■ **练习 1**: 逐字抄录记录中从含有“- feature-item-6: 连接一切: [925, 986, 1117, 1042]”的一行到含有“- what-label: what: [1550, 525, 1658, 569]”的一行之间的各行，首尾两行均包括在内。

■ **所给文段**:
分析: 碰到verb，adj这种类型字符串时，将变量state置为相应的枚举值，跟在类型字符串后面的的非类型字符串，则可以被定义，例如”verb vfg vgang”,则可以定义两个变量，变量的类型为 VERB。

The caret(补字符号), “^”, at the beginning of the pattern makes the pattern match only at the beginning of an input line.—如果有这样一行”verb adj vfg vgang”会怎么样？将adj当作一个verb类型的变量吗？？应该是的。

遇到一行的结尾时，令state = LOOKUP，从而在新的一行中如果直接出现变量名字，则可以调用lookup_word函数产找该变量是否已经被添加进了表里面，找到了就输出它的类型。

Example2—part3:

main()

{

yylex();

}

/* define a linked list of words and types */

struct word {

char *word_name;

int word_type;

struct word *next;

};

struct word *word_list; /* first element in word list */

extern void *malloc() ;

int

add_word(int type, char *word)

{

struct word *wp;

if(lookup_word(word) != LOOKUP) {

printf("!!! warning: word %s already defined \n", word);

return 0;

}

/* word not there, allocate a new entry and link it on the list */

wp = (struct word *) malloc(sizeof(struct word));

wp->next = word_list;

/* have to copy the word itself as well */

wp->word_name = (char *) malloc(strlen(word)+1);

strcpy(wp->word_name, word);

wp->word_type = type;

word_list = wp;

return 1; /* it worked */

}

int

lookup_word(char *word)

{

struct word *wp = word_list;

/* search down the list looking for the word */

for(; wp; wp = wp->next) {

if(strcmp(wp->word_name, word) == 0)

return wp->word_type;

}

return LOOKUP; /* not found */

}

解析：这两个函数用于添加变量到链表，从链表中搜索变量。搜索方法比较慢，在实际情况下，可以使用哈希表等高速方法。

编译运行的方法同例子1，运行实例：编译出程序后，开始运行，然后输入字符串：

其中，黑体表示用户从屏幕上输入的字符，细体表示程序的输出。

例子1的.l文件：

%{

/*
  sample example.
*/
int
yywrap(void)
{
    return 1;
}
%}
%%

[/t ]+  /*ignore white space*/;
is |
am |
did |
go {printf("%s: is a verb\n",yytext);}
[a-zA-Z]+  {printf("%s: is not a verb\n",yytext);}

.|\n {ECHO;}
%%
main()
{
  yylex();
}

例子2的.l文件

%{
/*
 * Word recognizer with a symbol table.
 */
enum {
 LOOKUP =0, /* default - looking rather than defining. */
 VERB,
 ADJ,
 ADV,
 NOUN,
 PREP,
 PRON,
 CONJ
};
int state;
int add_word(int type, char *word);
int lookup_word(char *word);

int
yywrap(void)

■ **记录数据**:
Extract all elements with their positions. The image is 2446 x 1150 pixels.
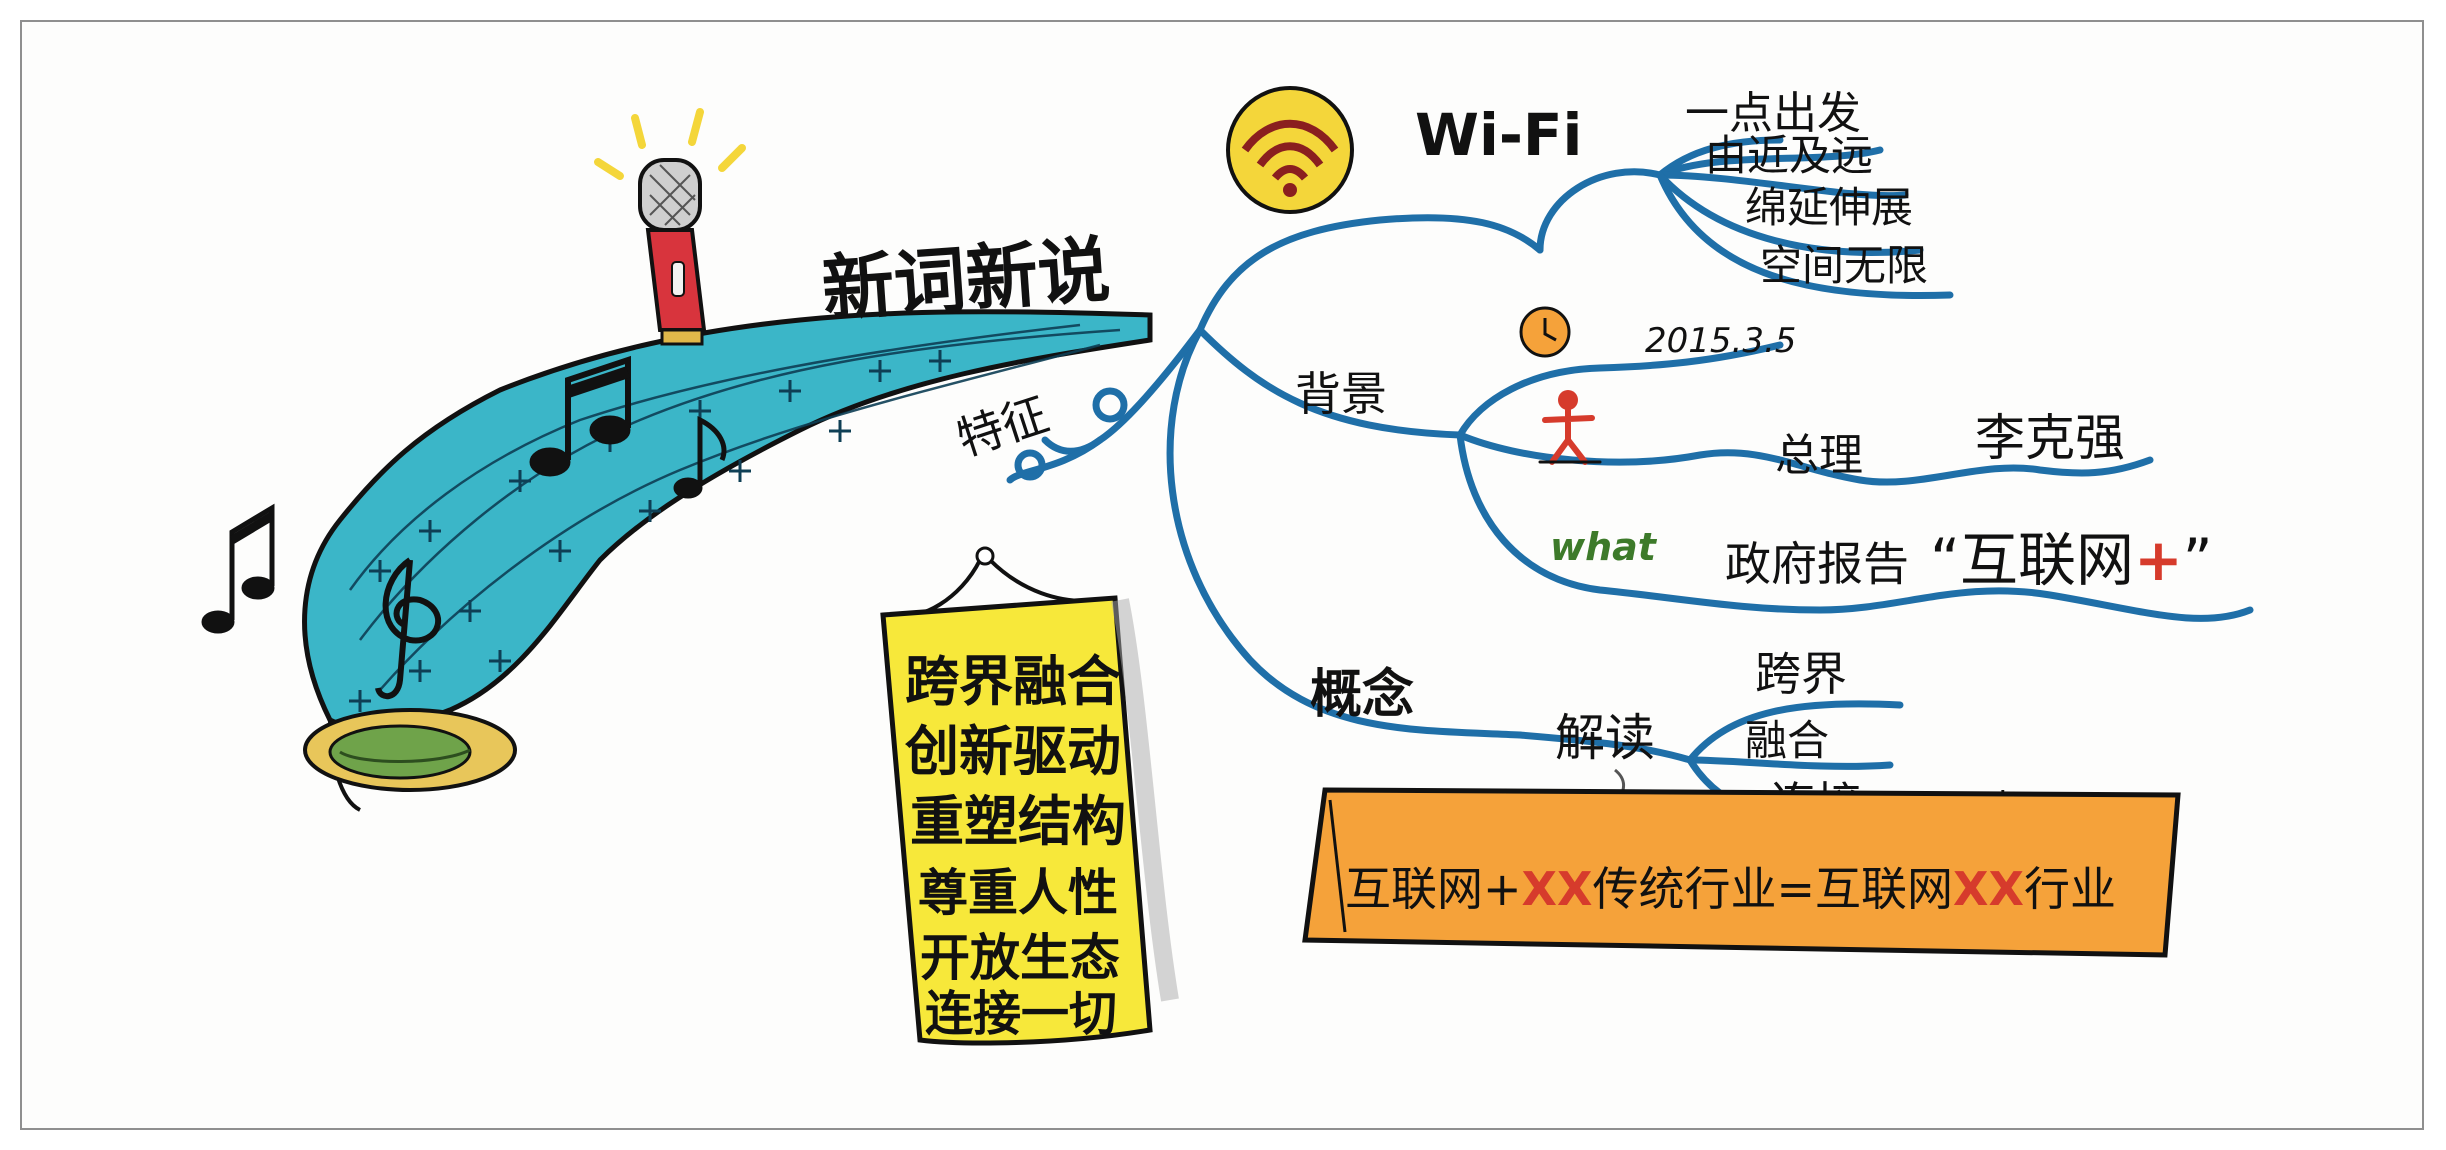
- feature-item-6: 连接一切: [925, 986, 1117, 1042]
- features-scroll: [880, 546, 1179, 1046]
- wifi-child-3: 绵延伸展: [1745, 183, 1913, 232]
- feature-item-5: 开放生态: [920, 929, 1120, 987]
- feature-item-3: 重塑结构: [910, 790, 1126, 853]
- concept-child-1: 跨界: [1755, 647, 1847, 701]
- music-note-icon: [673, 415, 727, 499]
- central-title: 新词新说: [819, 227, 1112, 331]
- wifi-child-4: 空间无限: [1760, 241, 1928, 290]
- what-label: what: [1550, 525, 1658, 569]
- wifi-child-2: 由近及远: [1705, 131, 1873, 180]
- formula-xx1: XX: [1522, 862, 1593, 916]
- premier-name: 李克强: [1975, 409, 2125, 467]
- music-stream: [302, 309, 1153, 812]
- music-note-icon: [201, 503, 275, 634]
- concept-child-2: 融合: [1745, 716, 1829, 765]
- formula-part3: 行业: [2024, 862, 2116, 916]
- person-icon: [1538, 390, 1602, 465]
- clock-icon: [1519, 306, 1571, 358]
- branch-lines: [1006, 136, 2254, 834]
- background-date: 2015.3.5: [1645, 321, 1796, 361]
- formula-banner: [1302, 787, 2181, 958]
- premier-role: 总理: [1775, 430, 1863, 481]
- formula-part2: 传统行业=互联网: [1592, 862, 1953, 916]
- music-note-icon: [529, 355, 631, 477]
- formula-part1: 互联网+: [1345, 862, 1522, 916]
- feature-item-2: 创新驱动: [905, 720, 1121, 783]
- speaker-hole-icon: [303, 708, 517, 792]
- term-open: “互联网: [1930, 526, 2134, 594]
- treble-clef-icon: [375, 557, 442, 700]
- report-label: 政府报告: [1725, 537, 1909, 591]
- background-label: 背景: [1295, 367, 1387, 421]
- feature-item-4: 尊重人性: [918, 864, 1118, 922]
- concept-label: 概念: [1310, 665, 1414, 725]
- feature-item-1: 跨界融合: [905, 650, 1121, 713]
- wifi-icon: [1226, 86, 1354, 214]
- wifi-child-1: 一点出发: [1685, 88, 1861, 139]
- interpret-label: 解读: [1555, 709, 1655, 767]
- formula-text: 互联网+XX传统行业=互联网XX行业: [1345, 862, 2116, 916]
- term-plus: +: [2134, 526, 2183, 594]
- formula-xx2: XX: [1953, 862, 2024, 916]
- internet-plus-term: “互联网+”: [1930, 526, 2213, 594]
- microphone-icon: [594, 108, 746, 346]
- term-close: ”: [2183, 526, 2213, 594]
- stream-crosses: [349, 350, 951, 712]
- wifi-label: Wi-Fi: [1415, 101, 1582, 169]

■ **练习 2**: 判断下列各项陈述是否与所给文段相符，每项回答“是”或“否”，并原文引用作为依据的文字：(a) 文中称，从链表中搜索变量的方法比较慢；(b) lookup_word函数在链表中找不到变量时返回VERB；(c) 遇到一行的结尾时，将state置为LOOKUP。

■ **任务结果 1**:
- feature-item-6: 连接一切: [925, 986, 1117, 1042]
- features-scroll: [880, 546, 1179, 1046]
- wifi-child-3: 绵延伸展: [1745, 183, 1913, 232]
- feature-item-5: 开放生态: [920, 929, 1120, 987]
- feature-item-3: 重塑结构: [910, 790, 1126, 853]
- concept-child-1: 跨界: [1755, 647, 1847, 701]
- music-note-icon: [673, 415, 727, 499]
- central-title: 新词新说: [819, 227, 1112, 331]
- wifi-child-4: 空间无限: [1760, 241, 1928, 290]
- what-label: what: [1550, 525, 1658, 569]

■ **任务结果 2**:
(a) 是。“搜索方法比较慢”
(b) 否。“return LOOKUP; /* not found */”
(c) 是。“遇到一行的结尾时，令state = LOOKUP”